### What you will do:
Below is a block of records; repeat each one exactly.

(Extracted data entries)
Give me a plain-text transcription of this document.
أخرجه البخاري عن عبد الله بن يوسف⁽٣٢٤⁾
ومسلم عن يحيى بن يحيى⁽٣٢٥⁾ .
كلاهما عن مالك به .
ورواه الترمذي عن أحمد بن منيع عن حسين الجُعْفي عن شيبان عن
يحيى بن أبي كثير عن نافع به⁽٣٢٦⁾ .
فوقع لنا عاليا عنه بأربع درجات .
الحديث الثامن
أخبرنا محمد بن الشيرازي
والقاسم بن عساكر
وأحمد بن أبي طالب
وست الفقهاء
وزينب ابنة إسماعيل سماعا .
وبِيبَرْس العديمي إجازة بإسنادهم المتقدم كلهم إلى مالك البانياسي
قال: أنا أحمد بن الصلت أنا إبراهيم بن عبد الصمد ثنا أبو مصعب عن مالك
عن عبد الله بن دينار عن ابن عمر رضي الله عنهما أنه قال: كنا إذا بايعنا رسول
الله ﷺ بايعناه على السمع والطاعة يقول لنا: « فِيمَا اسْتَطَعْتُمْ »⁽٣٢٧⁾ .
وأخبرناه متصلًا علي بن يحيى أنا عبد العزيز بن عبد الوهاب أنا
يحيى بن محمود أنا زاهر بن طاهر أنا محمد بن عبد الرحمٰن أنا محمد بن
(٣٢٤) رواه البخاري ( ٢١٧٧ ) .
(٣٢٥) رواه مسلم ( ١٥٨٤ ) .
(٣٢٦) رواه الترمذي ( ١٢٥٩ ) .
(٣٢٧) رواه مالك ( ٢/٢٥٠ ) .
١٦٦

### Solution:
Give me a plain-text transcription of this document.
أخرجه البخاري عن عبد الله بن يوسف⁽٣٢٤⁾
ومسلم عن يحيى بن يحيى⁽٣٢٥⁾ .
كلاهما عن مالك به .
ورواه الترمذي عن أحمد بن منيع عن حسين الجُعْفي عن شيبان عن
يحيى بن أبي كثير عن نافع به⁽٣٢٦⁾ .
فوقع لنا عاليا عنه بأربع درجات .
الحديث الثامن
أخبرنا محمد بن الشيرازي
والقاسم بن عساكر
وأحمد بن أبي طالب
وست الفقهاء
وزينب ابنة إسماعيل سماعا .
وبِيبَرْس العديمي إجازة بإسنادهم المتقدم كلهم إلى مالك البانياسي
قال: أنا أحمد بن الصلت أنا إبراهيم بن عبد الصمد ثنا أبو مصعب عن مالك
عن عبد الله بن دينار عن ابن عمر رضي الله عنهما أنه قال: كنا إذا بايعنا رسول
الله ﷺ بايعناه على السمع والطاعة يقول لنا: « فِيمَا اسْتَطَعْتُمْ »⁽٣٢٧⁾ .
وأخبرناه متصلًا علي بن يحيى أنا عبد العزيز بن عبد الوهاب أنا
يحيى بن محمود أنا زاهر بن طاهر أنا محمد بن عبد الرحمٰن أنا محمد بن
(٣٢٤) رواه البخاري ( ٢١٧٧ ) .
(٣٢٥) رواه مسلم ( ١٥٨٤ ) .
(٣٢٦) رواه الترمذي ( ١٢٥٩ ) .
(٣٢٧) رواه مالك ( ٢/٢٥٠ ) .
١٦٦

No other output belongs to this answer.